WHAT THE EXERCISE ASKS -> Copy the data below exactly.

MATERIALS PROVIDED ->
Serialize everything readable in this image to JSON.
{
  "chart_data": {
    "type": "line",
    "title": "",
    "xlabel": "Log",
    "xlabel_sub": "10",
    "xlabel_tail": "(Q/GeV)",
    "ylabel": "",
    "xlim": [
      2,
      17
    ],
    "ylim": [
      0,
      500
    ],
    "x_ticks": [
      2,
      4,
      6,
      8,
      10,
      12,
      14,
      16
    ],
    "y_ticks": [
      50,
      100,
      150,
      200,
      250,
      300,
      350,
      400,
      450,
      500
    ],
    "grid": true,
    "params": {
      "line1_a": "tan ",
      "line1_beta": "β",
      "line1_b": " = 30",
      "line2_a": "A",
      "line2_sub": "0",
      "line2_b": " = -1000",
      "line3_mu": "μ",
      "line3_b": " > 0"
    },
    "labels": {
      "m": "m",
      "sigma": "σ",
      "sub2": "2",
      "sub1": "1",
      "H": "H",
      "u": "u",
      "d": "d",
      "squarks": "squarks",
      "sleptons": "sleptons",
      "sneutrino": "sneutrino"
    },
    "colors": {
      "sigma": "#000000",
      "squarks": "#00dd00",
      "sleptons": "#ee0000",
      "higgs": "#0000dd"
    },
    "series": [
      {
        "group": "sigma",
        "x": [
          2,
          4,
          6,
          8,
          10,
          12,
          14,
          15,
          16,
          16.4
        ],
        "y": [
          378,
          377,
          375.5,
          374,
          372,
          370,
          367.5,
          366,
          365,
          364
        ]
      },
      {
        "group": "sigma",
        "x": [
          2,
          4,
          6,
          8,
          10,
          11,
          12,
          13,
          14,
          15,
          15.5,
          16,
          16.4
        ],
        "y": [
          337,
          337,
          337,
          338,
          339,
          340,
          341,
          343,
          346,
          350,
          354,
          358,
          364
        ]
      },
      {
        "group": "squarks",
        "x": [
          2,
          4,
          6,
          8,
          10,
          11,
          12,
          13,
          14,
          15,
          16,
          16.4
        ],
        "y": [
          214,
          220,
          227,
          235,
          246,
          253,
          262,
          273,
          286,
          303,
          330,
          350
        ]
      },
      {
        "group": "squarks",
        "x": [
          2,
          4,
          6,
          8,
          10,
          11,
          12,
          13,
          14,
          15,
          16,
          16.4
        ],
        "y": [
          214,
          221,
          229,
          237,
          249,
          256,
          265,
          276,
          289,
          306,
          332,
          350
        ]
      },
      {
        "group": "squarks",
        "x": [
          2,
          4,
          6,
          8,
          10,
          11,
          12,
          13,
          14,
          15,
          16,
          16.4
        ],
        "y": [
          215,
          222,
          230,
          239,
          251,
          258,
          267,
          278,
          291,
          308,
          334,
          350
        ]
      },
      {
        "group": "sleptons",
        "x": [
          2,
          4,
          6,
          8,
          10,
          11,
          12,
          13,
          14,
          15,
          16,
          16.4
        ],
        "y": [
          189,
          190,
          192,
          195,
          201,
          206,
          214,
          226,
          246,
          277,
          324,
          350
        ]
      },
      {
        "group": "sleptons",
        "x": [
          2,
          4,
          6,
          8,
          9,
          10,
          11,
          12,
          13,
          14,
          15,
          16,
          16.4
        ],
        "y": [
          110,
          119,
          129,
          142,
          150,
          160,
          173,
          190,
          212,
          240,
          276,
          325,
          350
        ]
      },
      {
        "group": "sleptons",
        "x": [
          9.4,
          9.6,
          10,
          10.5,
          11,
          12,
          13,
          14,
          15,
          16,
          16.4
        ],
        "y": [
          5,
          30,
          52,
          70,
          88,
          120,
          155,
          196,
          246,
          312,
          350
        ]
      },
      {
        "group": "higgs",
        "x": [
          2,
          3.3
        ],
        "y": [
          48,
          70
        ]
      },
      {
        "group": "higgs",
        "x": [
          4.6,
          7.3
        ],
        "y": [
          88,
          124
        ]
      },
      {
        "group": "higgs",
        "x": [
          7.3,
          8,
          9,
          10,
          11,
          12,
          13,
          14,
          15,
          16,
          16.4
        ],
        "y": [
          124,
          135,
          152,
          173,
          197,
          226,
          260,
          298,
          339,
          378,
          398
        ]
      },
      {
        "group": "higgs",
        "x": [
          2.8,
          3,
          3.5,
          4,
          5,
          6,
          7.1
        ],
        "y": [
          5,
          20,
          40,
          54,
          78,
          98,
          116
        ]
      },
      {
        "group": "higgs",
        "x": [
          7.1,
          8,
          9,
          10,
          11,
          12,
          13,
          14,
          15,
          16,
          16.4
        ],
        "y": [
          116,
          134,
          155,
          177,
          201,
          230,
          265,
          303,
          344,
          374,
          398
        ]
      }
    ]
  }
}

TASK ANSWER ->
Serialize everything readable in this image to JSON.
{
  "chart_data": {
    "type": "line",
    "title": "",
    "xlabel": "Log",
    "xlabel_sub": "10",
    "xlabel_tail": "(Q/GeV)",
    "ylabel": "",
    "xlim": [
      2,
      17
    ],
    "ylim": [
      0,
      500
    ],
    "x_ticks": [
      2,
      4,
      6,
      8,
      10,
      12,
      14,
      16
    ],
    "y_ticks": [
      50,
      100,
      150,
      200,
      250,
      300,
      350,
      400,
      450,
      500
    ],
    "grid": true,
    "params": {
      "line1_a": "tan ",
      "line1_beta": "β",
      "line1_b": " = 30",
      "line2_a": "A",
      "line2_sub": "0",
      "line2_b": " = -1000",
      "line3_mu": "μ",
      "line3_b": " > 0"
    },
    "labels": {
      "m": "m",
      "sigma": "σ",
      "sub2": "2",
      "sub1": "1",
      "H": "H",
      "u": "u",
      "d": "d",
      "squarks": "squarks",
      "sleptons": "sleptons",
      "sneutrino": "sneutrino"
    },
    "colors": {
      "sigma": "#000000",
      "squarks": "#00dd00",
      "sleptons": "#ee0000",
      "higgs": "#0000dd"
    },
    "series": [
      {
        "group": "sigma",
        "x": [
          2,
          4,
          6,
          8,
          10,
          12,
          14,
          15,
          16,
          16.4
        ],
        "y": [
          378,
          377,
          375.5,
          374,
          372,
          370,
          367.5,
          366,
          365,
          364
        ]
      },
      {
        "group": "sigma",
        "x": [
          2,
          4,
          6,
          8,
          10,
          11,
          12,
          13,
          14,
          15,
          15.5,
          16,
          16.4
        ],
        "y": [
          337,
          337,
          337,
          338,
          339,
          340,
          341,
          343,
          346,
          350,
          354,
          358,
          364
        ]
      },
      {
        "group": "squarks",
        "x": [
          2,
          4,
          6,
          8,
          10,
          11,
          12,
          13,
          14,
          15,
          16,
          16.4
        ],
        "y": [
          214,
          220,
          227,
          235,
          246,
          253,
          262,
          273,
          286,
          303,
          330,
          350
        ]
      },
      {
        "group": "squarks",
        "x": [
          2,
          4,
          6,
          8,
          10,
          11,
          12,
          13,
          14,
          15,
          16,
          16.4
        ],
        "y": [
          214,
          221,
          229,
          237,
          249,
          256,
          265,
          276,
          289,
          306,
          332,
          350
        ]
      },
      {
        "group": "squarks",
        "x": [
          2,
          4,
          6,
          8,
          10,
          11,
          12,
          13,
          14,
          15,
          16,
          16.4
        ],
        "y": [
          215,
          222,
          230,
          239,
          251,
          258,
          267,
          278,
          291,
          308,
          334,
          350
        ]
      },
      {
        "group": "sleptons",
        "x": [
          2,
          4,
          6,
          8,
          10,
          11,
          12,
          13,
          14,
          15,
          16,
          16.4
        ],
        "y": [
          189,
          190,
          192,
          195,
          201,
          206,
          214,
          226,
          246,
          277,
          324,
          350
        ]
      },
      {
        "group": "sleptons",
        "x": [
          2,
          4,
          6,
          8,
          9,
          10,
          11,
          12,
          13,
          14,
          15,
          16,
          16.4
        ],
        "y": [
          110,
          119,
          129,
          142,
          150,
          160,
          173,
          190,
          212,
          240,
          276,
          325,
          350
        ]
      },
      {
        "group": "sleptons",
        "x": [
          9.4,
          9.6,
          10,
          10.5,
          11,
          12,
          13,
          14,
          15,
          16,
          16.4
        ],
        "y": [
          5,
          30,
          52,
          70,
          88,
          120,
          155,
          196,
          246,
          312,
          350
        ]
      },
      {
        "group": "higgs",
        "x": [
          2,
          3.3
        ],
        "y": [
          48,
          70
        ]
      },
      {
        "group": "higgs",
        "x": [
          4.6,
          7.3
        ],
        "y": [
          88,
          124
        ]
      },
      {
        "group": "higgs",
        "x": [
          7.3,
          8,
          9,
          10,
          11,
          12,
          13,
          14,
          15,
          16,
          16.4
        ],
        "y": [
          124,
          135,
          152,
          173,
          197,
          226,
          260,
          298,
          339,
          378,
          398
        ]
      },
      {
        "group": "higgs",
        "x": [
          2.8,
          3,
          3.5,
          4,
          5,
          6,
          7.1
        ],
        "y": [
          5,
          20,
          40,
          54,
          78,
          98,
          116
        ]
      },
      {
        "group": "higgs",
        "x": [
          7.1,
          8,
          9,
          10,
          11,
          12,
          13,
          14,
          15,
          16,
          16.4
        ],
        "y": [
          116,
          134,
          155,
          177,
          201,
          230,
          265,
          303,
          344,
          374,
          398
        ]
      }
    ]
  }
}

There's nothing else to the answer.